Items listed in a dataset:

----

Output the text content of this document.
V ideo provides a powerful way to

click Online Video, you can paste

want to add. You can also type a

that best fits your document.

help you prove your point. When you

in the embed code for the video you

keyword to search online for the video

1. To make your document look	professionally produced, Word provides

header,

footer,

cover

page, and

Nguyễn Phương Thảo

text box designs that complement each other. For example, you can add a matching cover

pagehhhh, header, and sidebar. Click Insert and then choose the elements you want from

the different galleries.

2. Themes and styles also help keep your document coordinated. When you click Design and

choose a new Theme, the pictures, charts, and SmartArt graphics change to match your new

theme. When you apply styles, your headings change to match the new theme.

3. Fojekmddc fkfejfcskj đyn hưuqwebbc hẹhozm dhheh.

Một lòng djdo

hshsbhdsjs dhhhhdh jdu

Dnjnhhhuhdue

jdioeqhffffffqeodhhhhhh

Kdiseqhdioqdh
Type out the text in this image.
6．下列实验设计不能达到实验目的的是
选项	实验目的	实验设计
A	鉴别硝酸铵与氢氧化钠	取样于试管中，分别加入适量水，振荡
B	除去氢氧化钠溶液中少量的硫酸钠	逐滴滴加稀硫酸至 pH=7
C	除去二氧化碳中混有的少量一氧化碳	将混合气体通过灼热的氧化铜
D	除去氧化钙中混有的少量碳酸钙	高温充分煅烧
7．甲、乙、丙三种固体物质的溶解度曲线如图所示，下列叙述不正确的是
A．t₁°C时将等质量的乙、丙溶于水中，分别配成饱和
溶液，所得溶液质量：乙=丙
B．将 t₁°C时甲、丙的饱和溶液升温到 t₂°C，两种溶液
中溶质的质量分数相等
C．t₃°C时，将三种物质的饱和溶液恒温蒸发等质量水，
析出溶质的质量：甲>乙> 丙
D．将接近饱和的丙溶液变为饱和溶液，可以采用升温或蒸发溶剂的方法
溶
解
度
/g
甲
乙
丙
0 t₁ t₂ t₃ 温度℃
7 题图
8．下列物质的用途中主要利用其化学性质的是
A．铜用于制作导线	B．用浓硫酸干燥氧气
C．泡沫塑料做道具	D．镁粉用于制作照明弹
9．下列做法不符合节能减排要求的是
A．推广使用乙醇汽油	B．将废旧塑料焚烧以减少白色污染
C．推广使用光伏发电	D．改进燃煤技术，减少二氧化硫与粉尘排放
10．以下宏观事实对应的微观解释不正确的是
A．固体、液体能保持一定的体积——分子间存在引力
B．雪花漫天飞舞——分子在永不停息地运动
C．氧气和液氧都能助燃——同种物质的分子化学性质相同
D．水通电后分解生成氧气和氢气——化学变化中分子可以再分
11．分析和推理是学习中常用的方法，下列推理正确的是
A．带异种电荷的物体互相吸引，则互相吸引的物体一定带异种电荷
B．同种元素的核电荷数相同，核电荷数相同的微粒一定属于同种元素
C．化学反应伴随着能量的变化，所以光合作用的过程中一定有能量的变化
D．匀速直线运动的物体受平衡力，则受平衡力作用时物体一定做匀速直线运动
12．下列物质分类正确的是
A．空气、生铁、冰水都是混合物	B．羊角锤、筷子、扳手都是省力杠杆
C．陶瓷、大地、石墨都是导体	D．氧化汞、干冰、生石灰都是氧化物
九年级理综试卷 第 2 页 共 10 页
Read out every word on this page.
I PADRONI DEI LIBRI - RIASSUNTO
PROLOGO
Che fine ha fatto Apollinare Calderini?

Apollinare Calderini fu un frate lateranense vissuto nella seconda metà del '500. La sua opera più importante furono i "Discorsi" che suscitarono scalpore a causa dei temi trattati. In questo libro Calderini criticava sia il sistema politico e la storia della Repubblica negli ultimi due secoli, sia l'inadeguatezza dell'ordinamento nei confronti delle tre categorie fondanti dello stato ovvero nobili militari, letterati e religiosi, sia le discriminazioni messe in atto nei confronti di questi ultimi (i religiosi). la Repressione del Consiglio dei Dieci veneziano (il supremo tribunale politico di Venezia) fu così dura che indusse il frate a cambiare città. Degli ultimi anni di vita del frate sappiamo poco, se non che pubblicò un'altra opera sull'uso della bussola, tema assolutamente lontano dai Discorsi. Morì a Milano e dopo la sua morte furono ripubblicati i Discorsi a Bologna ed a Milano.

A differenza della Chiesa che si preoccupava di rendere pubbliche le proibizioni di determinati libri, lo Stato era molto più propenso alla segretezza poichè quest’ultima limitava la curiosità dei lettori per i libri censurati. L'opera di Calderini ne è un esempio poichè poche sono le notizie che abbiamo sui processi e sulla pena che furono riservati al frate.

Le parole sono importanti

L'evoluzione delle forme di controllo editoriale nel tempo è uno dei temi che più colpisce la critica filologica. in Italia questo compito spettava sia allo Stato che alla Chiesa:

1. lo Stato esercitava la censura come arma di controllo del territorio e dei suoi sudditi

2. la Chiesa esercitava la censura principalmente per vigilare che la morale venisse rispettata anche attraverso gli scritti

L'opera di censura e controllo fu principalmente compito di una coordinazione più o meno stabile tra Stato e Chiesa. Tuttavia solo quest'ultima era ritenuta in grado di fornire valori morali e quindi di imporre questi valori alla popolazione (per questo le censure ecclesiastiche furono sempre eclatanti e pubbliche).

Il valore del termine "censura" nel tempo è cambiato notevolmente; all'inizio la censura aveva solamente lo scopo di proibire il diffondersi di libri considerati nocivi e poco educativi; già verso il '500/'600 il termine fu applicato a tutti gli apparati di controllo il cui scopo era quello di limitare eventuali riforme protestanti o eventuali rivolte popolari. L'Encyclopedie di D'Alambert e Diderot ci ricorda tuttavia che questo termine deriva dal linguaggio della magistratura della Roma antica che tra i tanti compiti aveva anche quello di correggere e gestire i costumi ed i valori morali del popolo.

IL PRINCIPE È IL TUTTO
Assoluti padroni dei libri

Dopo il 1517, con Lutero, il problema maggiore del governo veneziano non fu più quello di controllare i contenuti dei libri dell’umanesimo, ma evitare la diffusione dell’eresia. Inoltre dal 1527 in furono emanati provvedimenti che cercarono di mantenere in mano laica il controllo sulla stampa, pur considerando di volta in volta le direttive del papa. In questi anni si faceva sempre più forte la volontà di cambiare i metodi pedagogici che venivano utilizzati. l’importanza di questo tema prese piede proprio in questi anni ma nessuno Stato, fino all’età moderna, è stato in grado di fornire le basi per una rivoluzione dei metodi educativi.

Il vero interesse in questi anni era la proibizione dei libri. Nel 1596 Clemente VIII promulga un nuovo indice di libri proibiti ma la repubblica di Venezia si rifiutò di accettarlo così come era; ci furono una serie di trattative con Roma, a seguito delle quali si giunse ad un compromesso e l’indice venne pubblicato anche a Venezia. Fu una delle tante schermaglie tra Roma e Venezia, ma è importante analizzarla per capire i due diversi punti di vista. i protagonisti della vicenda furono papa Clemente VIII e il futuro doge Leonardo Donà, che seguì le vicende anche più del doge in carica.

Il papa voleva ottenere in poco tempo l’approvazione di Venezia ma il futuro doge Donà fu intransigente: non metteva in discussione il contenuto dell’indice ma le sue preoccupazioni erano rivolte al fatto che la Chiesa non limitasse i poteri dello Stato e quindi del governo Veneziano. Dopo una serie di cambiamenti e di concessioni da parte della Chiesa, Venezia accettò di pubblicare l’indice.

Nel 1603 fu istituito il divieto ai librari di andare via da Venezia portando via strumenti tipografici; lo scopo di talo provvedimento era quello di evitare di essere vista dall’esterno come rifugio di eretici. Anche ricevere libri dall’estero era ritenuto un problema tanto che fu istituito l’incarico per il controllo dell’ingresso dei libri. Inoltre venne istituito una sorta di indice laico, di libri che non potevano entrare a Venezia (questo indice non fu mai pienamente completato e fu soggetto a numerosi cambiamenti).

----

— What to produce —
Please quote the data above in full, with no line missing.

— Exercise output —
Output the text content of this document.
V ideo provides a powerful way to

click Online Video, you can paste

want to add. You can also type a

that best fits your document.

help you prove your point. When you

in the embed code for the video you

keyword to search online for the video

1. To make your document look	professionally produced, Word provides

header,

footer,

cover

page, and

Nguyễn Phương Thảo

text box designs that complement each other. For example, you can add a matching cover

pagehhhh, header, and sidebar. Click Insert and then choose the elements you want from

the different galleries.

2. Themes and styles also help keep your document coordinated. When you click Design and

choose a new Theme, the pictures, charts, and SmartArt graphics change to match your new

theme. When you apply styles, your headings change to match the new theme.

3. Fojekmddc fkfejfcskj đyn hưuqwebbc hẹhozm dhheh.

Một lòng djdo

hshsbhdsjs dhhhhdh jdu

Dnjnhhhuhdue

jdioeqhffffffqeodhhhhhh

Kdiseqhdioqdh
Type out the text in this image.
6．下列实验设计不能达到实验目的的是
选项	实验目的	实验设计
A	鉴别硝酸铵与氢氧化钠	取样于试管中，分别加入适量水，振荡
B	除去氢氧化钠溶液中少量的硫酸钠	逐滴滴加稀硫酸至 pH=7
C	除去二氧化碳中混有的少量一氧化碳	将混合气体通过灼热的氧化铜
D	除去氧化钙中混有的少量碳酸钙	高温充分煅烧
7．甲、乙、丙三种固体物质的溶解度曲线如图所示，下列叙述不正确的是
A．t₁°C时将等质量的乙、丙溶于水中，分别配成饱和
溶液，所得溶液质量：乙=丙
B．将 t₁°C时甲、丙的饱和溶液升温到 t₂°C，两种溶液
中溶质的质量分数相等
C．t₃°C时，将三种物质的饱和溶液恒温蒸发等质量水，
析出溶质的质量：甲>乙> 丙
D．将接近饱和的丙溶液变为饱和溶液，可以采用升温或蒸发溶剂的方法
溶
解
度
/g
甲
乙
丙
0 t₁ t₂ t₃ 温度℃
7 题图
8．下列物质的用途中主要利用其化学性质的是
A．铜用于制作导线	B．用浓硫酸干燥氧气
C．泡沫塑料做道具	D．镁粉用于制作照明弹
9．下列做法不符合节能减排要求的是
A．推广使用乙醇汽油	B．将废旧塑料焚烧以减少白色污染
C．推广使用光伏发电	D．改进燃煤技术，减少二氧化硫与粉尘排放
10．以下宏观事实对应的微观解释不正确的是
A．固体、液体能保持一定的体积——分子间存在引力
B．雪花漫天飞舞——分子在永不停息地运动
C．氧气和液氧都能助燃——同种物质的分子化学性质相同
D．水通电后分解生成氧气和氢气——化学变化中分子可以再分
11．分析和推理是学习中常用的方法，下列推理正确的是
A．带异种电荷的物体互相吸引，则互相吸引的物体一定带异种电荷
B．同种元素的核电荷数相同，核电荷数相同的微粒一定属于同种元素
C．化学反应伴随着能量的变化，所以光合作用的过程中一定有能量的变化
D．匀速直线运动的物体受平衡力，则受平衡力作用时物体一定做匀速直线运动
12．下列物质分类正确的是
A．空气、生铁、冰水都是混合物	B．羊角锤、筷子、扳手都是省力杠杆
C．陶瓷、大地、石墨都是导体	D．氧化汞、干冰、生石灰都是氧化物
九年级理综试卷 第 2 页 共 10 页
Read out every word on this page.
I PADRONI DEI LIBRI - RIASSUNTO
PROLOGO
Che fine ha fatto Apollinare Calderini?

Apollinare Calderini fu un frate lateranense vissuto nella seconda metà del '500. La sua opera più importante furono i "Discorsi" che suscitarono scalpore a causa dei temi trattati. In questo libro Calderini criticava sia il sistema politico e la storia della Repubblica negli ultimi due secoli, sia l'inadeguatezza dell'ordinamento nei confronti delle tre categorie fondanti dello stato ovvero nobili militari, letterati e religiosi, sia le discriminazioni messe in atto nei confronti di questi ultimi (i religiosi). la Repressione del Consiglio dei Dieci veneziano (il supremo tribunale politico di Venezia) fu così dura che indusse il frate a cambiare città. Degli ultimi anni di vita del frate sappiamo poco, se non che pubblicò un'altra opera sull'uso della bussola, tema assolutamente lontano dai Discorsi. Morì a Milano e dopo la sua morte furono ripubblicati i Discorsi a Bologna ed a Milano.

A differenza della Chiesa che si preoccupava di rendere pubbliche le proibizioni di determinati libri, lo Stato era molto più propenso alla segretezza poichè quest’ultima limitava la curiosità dei lettori per i libri censurati. L'opera di Calderini ne è un esempio poichè poche sono le notizie che abbiamo sui processi e sulla pena che furono riservati al frate.

Le parole sono importanti

L'evoluzione delle forme di controllo editoriale nel tempo è uno dei temi che più colpisce la critica filologica. in Italia questo compito spettava sia allo Stato che alla Chiesa:

1. lo Stato esercitava la censura come arma di controllo del territorio e dei suoi sudditi

2. la Chiesa esercitava la censura principalmente per vigilare che la morale venisse rispettata anche attraverso gli scritti

L'opera di censura e controllo fu principalmente compito di una coordinazione più o meno stabile tra Stato e Chiesa. Tuttavia solo quest'ultima era ritenuta in grado di fornire valori morali e quindi di imporre questi valori alla popolazione (per questo le censure ecclesiastiche furono sempre eclatanti e pubbliche).

Il valore del termine "censura" nel tempo è cambiato notevolmente; all'inizio la censura aveva solamente lo scopo di proibire il diffondersi di libri considerati nocivi e poco educativi; già verso il '500/'600 il termine fu applicato a tutti gli apparati di controllo il cui scopo era quello di limitare eventuali riforme protestanti o eventuali rivolte popolari. L'Encyclopedie di D'Alambert e Diderot ci ricorda tuttavia che questo termine deriva dal linguaggio della magistratura della Roma antica che tra i tanti compiti aveva anche quello di correggere e gestire i costumi ed i valori morali del popolo.

IL PRINCIPE È IL TUTTO
Assoluti padroni dei libri

Dopo il 1517, con Lutero, il problema maggiore del governo veneziano non fu più quello di controllare i contenuti dei libri dell’umanesimo, ma evitare la diffusione dell’eresia. Inoltre dal 1527 in furono emanati provvedimenti che cercarono di mantenere in mano laica il controllo sulla stampa, pur considerando di volta in volta le direttive del papa. In questi anni si faceva sempre più forte la volontà di cambiare i metodi pedagogici che venivano utilizzati. l’importanza di questo tema prese piede proprio in questi anni ma nessuno Stato, fino all’età moderna, è stato in grado di fornire le basi per una rivoluzione dei metodi educativi.

Il vero interesse in questi anni era la proibizione dei libri. Nel 1596 Clemente VIII promulga un nuovo indice di libri proibiti ma la repubblica di Venezia si rifiutò di accettarlo così come era; ci furono una serie di trattative con Roma, a seguito delle quali si giunse ad un compromesso e l’indice venne pubblicato anche a Venezia. Fu una delle tante schermaglie tra Roma e Venezia, ma è importante analizzarla per capire i due diversi punti di vista. i protagonisti della vicenda furono papa Clemente VIII e il futuro doge Leonardo Donà, che seguì le vicende anche più del doge in carica.

Il papa voleva ottenere in poco tempo l’approvazione di Venezia ma il futuro doge Donà fu intransigente: non metteva in discussione il contenuto dell’indice ma le sue preoccupazioni erano rivolte al fatto che la Chiesa non limitasse i poteri dello Stato e quindi del governo Veneziano. Dopo una serie di cambiamenti e di concessioni da parte della Chiesa, Venezia accettò di pubblicare l’indice.

Nel 1603 fu istituito il divieto ai librari di andare via da Venezia portando via strumenti tipografici; lo scopo di talo provvedimento era quello di evitare di essere vista dall’esterno come rifugio di eretici. Anche ricevere libri dall’estero era ritenuto un problema tanto che fu istituito l’incarico per il controllo dell’ingresso dei libri. Inoltre venne istituito una sorta di indice laico, di libri che non potevano entrare a Venezia (questo indice non fu mai pienamente completato e fu soggetto a numerosi cambiamenti).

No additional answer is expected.